▶ **Given request**: Collect each line of the records containing the string "private".

▶ **Records to process**:
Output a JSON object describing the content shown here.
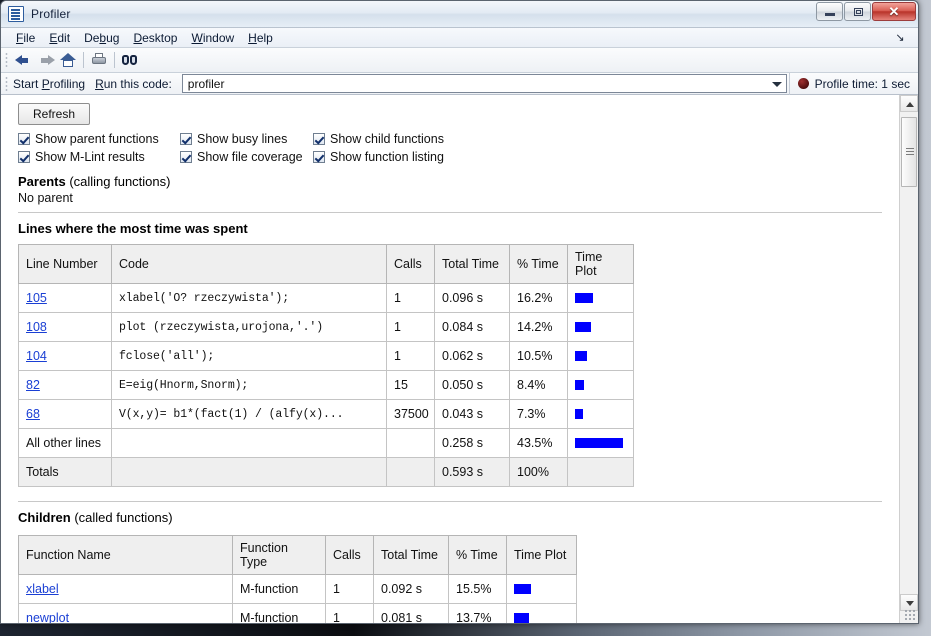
{
  "window": {
    "title": "Profiler",
    "icon": "document-lines-icon",
    "buttons": {
      "minimize": "minimize",
      "maximize": "maximize",
      "close": "✕"
    }
  },
  "menu": {
    "items": [
      "File",
      "Edit",
      "Debug",
      "Desktop",
      "Window",
      "Help"
    ],
    "undock_icon": "undock-arrow-icon"
  },
  "toolbar": {
    "back": "back-arrow-icon",
    "forward": "forward-arrow-icon",
    "home": "home-icon",
    "print": "print-icon",
    "find": "find-binoculars-icon"
  },
  "runbar": {
    "start_profiling": "Start Profiling",
    "run_this_code": "Run this code:",
    "code_value": "profiler",
    "code_placeholder": "profiler",
    "profile_time": "Profile time: 1 sec",
    "record_icon": "record-dot-icon"
  },
  "controls": {
    "refresh": "Refresh",
    "checkboxes": [
      {
        "label": "Show parent functions",
        "checked": true
      },
      {
        "label": "Show busy lines",
        "checked": true
      },
      {
        "label": "Show child functions",
        "checked": true
      },
      {
        "label": "Show M-Lint results",
        "checked": true
      },
      {
        "label": "Show file coverage",
        "checked": true
      },
      {
        "label": "Show function listing",
        "checked": true
      }
    ]
  },
  "parents": {
    "heading_bold": "Parents",
    "heading_rest": " (calling functions)",
    "note": "No parent"
  },
  "lines_section": {
    "title": "Lines where the most time was spent",
    "columns": [
      "Line Number",
      "Code",
      "Calls",
      "Total Time",
      "% Time",
      "Time Plot"
    ],
    "rows": [
      {
        "line": "105",
        "code": "xlabel('O? rzeczywista');",
        "calls": "1",
        "total_time": "0.096 s",
        "pct": "16.2%",
        "bar_pct": 16.2,
        "link": true
      },
      {
        "line": "108",
        "code": "plot (rzeczywista,urojona,'.')",
        "calls": "1",
        "total_time": "0.084 s",
        "pct": "14.2%",
        "bar_pct": 14.2,
        "link": true
      },
      {
        "line": "104",
        "code": "fclose('all');",
        "calls": "1",
        "total_time": "0.062 s",
        "pct": "10.5%",
        "bar_pct": 10.5,
        "link": true
      },
      {
        "line": "82",
        "code": "E=eig(Hnorm,Snorm);",
        "calls": "15",
        "total_time": "0.050 s",
        "pct": "8.4%",
        "bar_pct": 8.4,
        "link": true
      },
      {
        "line": "68",
        "code": "V(x,y)= b1*(fact(1) / (alfy(x)...",
        "calls": "37500",
        "total_time": "0.043 s",
        "pct": "7.3%",
        "bar_pct": 7.3,
        "link": true
      },
      {
        "line": "All other lines",
        "code": "",
        "calls": "",
        "total_time": "0.258 s",
        "pct": "43.5%",
        "bar_pct": 43.5,
        "link": false
      },
      {
        "line": "Totals",
        "code": "",
        "calls": "",
        "total_time": "0.593 s",
        "pct": "100%",
        "bar_pct": 0,
        "link": false,
        "shaded": true
      }
    ]
  },
  "children_section": {
    "heading_bold": "Children",
    "heading_rest": " (called functions)",
    "columns": [
      "Function Name",
      "Function Type",
      "Calls",
      "Total Time",
      "% Time",
      "Time Plot"
    ],
    "rows": [
      {
        "name": "xlabel",
        "type": "M-function",
        "calls": "1",
        "total_time": "0.092 s",
        "pct": "15.5%",
        "bar_pct": 15.5
      },
      {
        "name": "newplot",
        "type": "M-function",
        "calls": "1",
        "total_time": "0.081 s",
        "pct": "13.7%",
        "bar_pct": 13.7
      }
    ]
  },
  "scrollbar": {
    "up_arrow": "scroll-up-arrow-icon",
    "down_arrow": "scroll-down-arrow-icon"
  },
  "colors": {
    "bar": "#0000ff",
    "link": "#1a3fd4",
    "header_bg": "#efefef",
    "accent_title": "#14213a"
  },
  "chart_data": {
    "type": "bar",
    "title": "Time Plot (% of total time per line)",
    "categories": [
      "105",
      "108",
      "104",
      "82",
      "68",
      "All other lines"
    ],
    "values": [
      16.2,
      14.2,
      10.5,
      8.4,
      7.3,
      43.5
    ],
    "xlabel": "",
    "ylabel": "% Time",
    "ylim": [
      0,
      100
    ],
    "legend": [],
    "grid": false
  }
}
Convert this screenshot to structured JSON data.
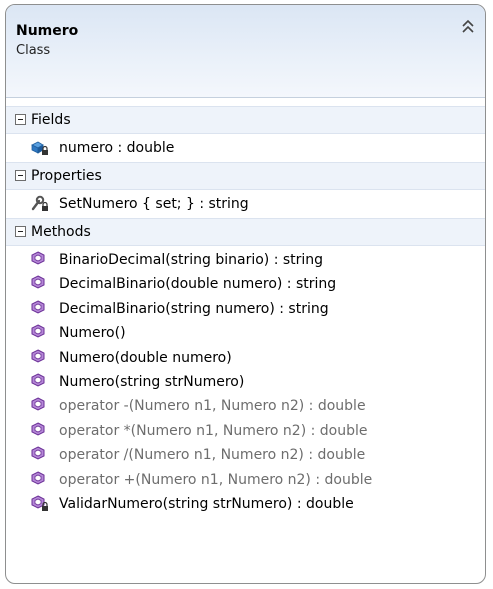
{
  "class": {
    "name": "Numero",
    "kind": "Class"
  },
  "sections": {
    "fields": "Fields",
    "properties": "Properties",
    "methods": "Methods"
  },
  "fields": [
    "numero : double"
  ],
  "properties": [
    "SetNumero { set; } : string"
  ],
  "methods": [
    "BinarioDecimal(string binario) : string",
    "DecimalBinario(double numero) : string",
    "DecimalBinario(string numero) : string",
    "Numero()",
    "Numero(double numero)",
    "Numero(string strNumero)",
    "operator -(Numero n1, Numero n2) : double",
    "operator *(Numero n1, Numero n2) : double",
    "operator /(Numero n1, Numero n2) : double",
    "operator +(Numero n1, Numero n2) : double",
    "ValidarNumero(string strNumero) : double"
  ],
  "icons": {
    "field": "private-field-icon",
    "property": "private-property-icon",
    "method": "method-icon",
    "private_method": "private-method-icon"
  },
  "colors": {
    "header": "#dbe6f4",
    "method_icon": "#7b3fa6",
    "operator_text": "#6d6d6d"
  }
}
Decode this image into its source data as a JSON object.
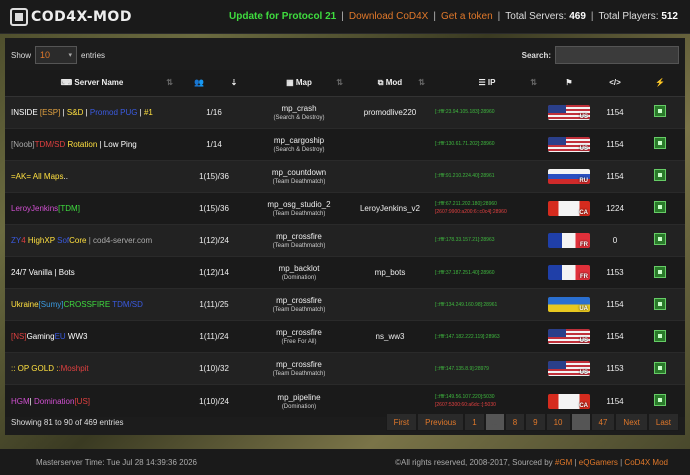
{
  "header": {
    "logo_text": "COD4X-MOD",
    "update": "Update for Protocol 21",
    "download": "Download CoD4X",
    "token": "Get a token",
    "servers_label": "Total Servers:",
    "servers_value": "469",
    "players_label": "Total Players:",
    "players_value": "512"
  },
  "controls": {
    "show_label": "Show",
    "entries_value": "10",
    "entries_label": "entries",
    "search_label": "Search:"
  },
  "columns": [
    "Server Name",
    "",
    "",
    "Map",
    "Mod",
    "IP",
    "",
    "",
    ""
  ],
  "rows": [
    {
      "name": [
        [
          "INSIDE ",
          "#fff"
        ],
        [
          "[ESP]",
          "#e0a040"
        ],
        [
          " | ",
          "#fff"
        ],
        [
          "S&D",
          "#ffe040"
        ],
        [
          " | ",
          "#fff"
        ],
        [
          "Promod PUG",
          "#3a5ae0"
        ],
        [
          " | ",
          "#fff"
        ],
        [
          "#1",
          "#ffe040"
        ]
      ],
      "players": "1/16",
      "map": "mp_crash",
      "mode": "(Search & Destroy)",
      "mod": "promodlive220",
      "ip1": "[::ffff:23.94.105.183]:28960",
      "ip2": "",
      "flag": "us",
      "cc": "US",
      "version": "1154"
    },
    {
      "name": [
        [
          "[Noob]",
          "#aaa"
        ],
        [
          "TDM/SD",
          "#e04040"
        ],
        [
          " Rotation",
          "#ffe040"
        ],
        [
          " | Low Ping",
          "#fff"
        ]
      ],
      "players": "1/14",
      "map": "mp_cargoship",
      "mode": "(Search & Destroy)",
      "mod": "",
      "ip1": "[::ffff:130.61.71.202]:28960",
      "ip2": "",
      "flag": "us",
      "cc": "US",
      "version": "1154"
    },
    {
      "name": [
        [
          "=AK= All Maps",
          "#ffe040"
        ],
        [
          "..",
          "#fff"
        ]
      ],
      "players": "1(15)/36",
      "map": "mp_countdown",
      "mode": "(Team Deathmatch)",
      "mod": "",
      "ip1": "[::ffff:91.210.224.40]:28961",
      "ip2": "",
      "flag": "ru",
      "cc": "RU",
      "version": "1154"
    },
    {
      "name": [
        [
          "LeroyJenkins",
          "#d050d0"
        ],
        [
          "[TDM]",
          "#3fdc3f"
        ]
      ],
      "players": "1(15)/36",
      "map": "mp_osg_studio_2",
      "mode": "(Team Deathmatch)",
      "mod": "LeroyJenkins_v2",
      "ip1": "[::ffff:67.211.202.180]:28960",
      "ip2": "[2607:9900:a200:6::c0c4]:28960",
      "flag": "ca",
      "cc": "CA",
      "version": "1224"
    },
    {
      "name": [
        [
          "ZY",
          "#3a5ae0"
        ],
        [
          "4",
          "#e04040"
        ],
        [
          " HighXP",
          "#ffe040"
        ],
        [
          " Sof",
          "#3a5ae0"
        ],
        [
          "Core",
          "#ffe040"
        ],
        [
          " | cod4-server.com",
          "#aaa"
        ]
      ],
      "players": "1(12)/24",
      "map": "mp_crossfire",
      "mode": "(Team Deathmatch)",
      "mod": "",
      "ip1": "[::ffff:178.33.157.21]:28963",
      "ip2": "",
      "flag": "fr",
      "cc": "FR",
      "version": "0"
    },
    {
      "name": [
        [
          "24/7 Vanilla | Bots",
          "#fff"
        ]
      ],
      "players": "1(12)/14",
      "map": "mp_backlot",
      "mode": "(Domination)",
      "mod": "mp_bots",
      "ip1": "[::ffff:37.187.251.40]:28960",
      "ip2": "",
      "flag": "fr",
      "cc": "FR",
      "version": "1153"
    },
    {
      "name": [
        [
          "Ukraine",
          "#ffe040"
        ],
        [
          "[Sumy]",
          "#3a9ae0"
        ],
        [
          "CROSSFIRE",
          "#3fdc3f"
        ],
        [
          " TDM/SD",
          "#3a5ae0"
        ]
      ],
      "players": "1(11)/25",
      "map": "mp_crossfire",
      "mode": "(Team Deathmatch)",
      "mod": "",
      "ip1": "[::ffff:134.249.160.98]:28961",
      "ip2": "",
      "flag": "ua",
      "cc": "UA",
      "version": "1154"
    },
    {
      "name": [
        [
          "[NS]",
          "#e04040"
        ],
        [
          "Gaming",
          "#fff"
        ],
        [
          "EU",
          "#3a5ae0"
        ],
        [
          " WW3",
          "#fff"
        ]
      ],
      "players": "1(11)/24",
      "map": "mp_crossfire",
      "mode": "(Free For All)",
      "mod": "ns_ww3",
      "ip1": "[::ffff:147.182.222.119]:28963",
      "ip2": "",
      "flag": "us",
      "cc": "US",
      "version": "1154"
    },
    {
      "name": [
        [
          ":: OP GOLD :",
          "#ffe040"
        ],
        [
          ":Moshpit",
          "#e04040"
        ]
      ],
      "players": "1(10)/32",
      "map": "mp_crossfire",
      "mode": "(Team Deathmatch)",
      "mod": "",
      "ip1": "[::ffff:147.135.8.9]:28979",
      "ip2": "",
      "flag": "us",
      "cc": "US",
      "version": "1153"
    },
    {
      "name": [
        [
          "HGM",
          "#d050d0"
        ],
        [
          "| ",
          "#fff"
        ],
        [
          "Domination",
          "#d050d0"
        ],
        [
          "[US]",
          "#e04040"
        ]
      ],
      "players": "1(10)/24",
      "map": "mp_pipeline",
      "mode": "(Domination)",
      "mod": "",
      "ip1": "[::ffff:149.56.107.220]:5030",
      "ip2": "[2607:5300:60:a6dc::]:5030",
      "flag": "ca",
      "cc": "CA",
      "version": "1154"
    }
  ],
  "footer": {
    "info": "Showing 81 to 90 of 469 entries",
    "pager": [
      "First",
      "Previous",
      "1",
      "…",
      "8",
      "9",
      "10",
      "…",
      "47",
      "Next",
      "Last"
    ]
  },
  "site_footer": {
    "time": "Masterserver Time: Tue Jul 28 14:39:36 2026",
    "copyright": "©All rights reserved, 2008-2017, Sourced by",
    "links": [
      "#GM",
      "eQGamers",
      "CoD4X Mod"
    ]
  },
  "colors": {
    "accent": "#e0782a",
    "update": "#3fdc3f",
    "ip": "#3fb83f",
    "ip_v6": "#e04040"
  }
}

▶ **Output**:
    "field": "private-field-icon",
    "property": "private-property-icon",
    "private_method": "private-method-icon"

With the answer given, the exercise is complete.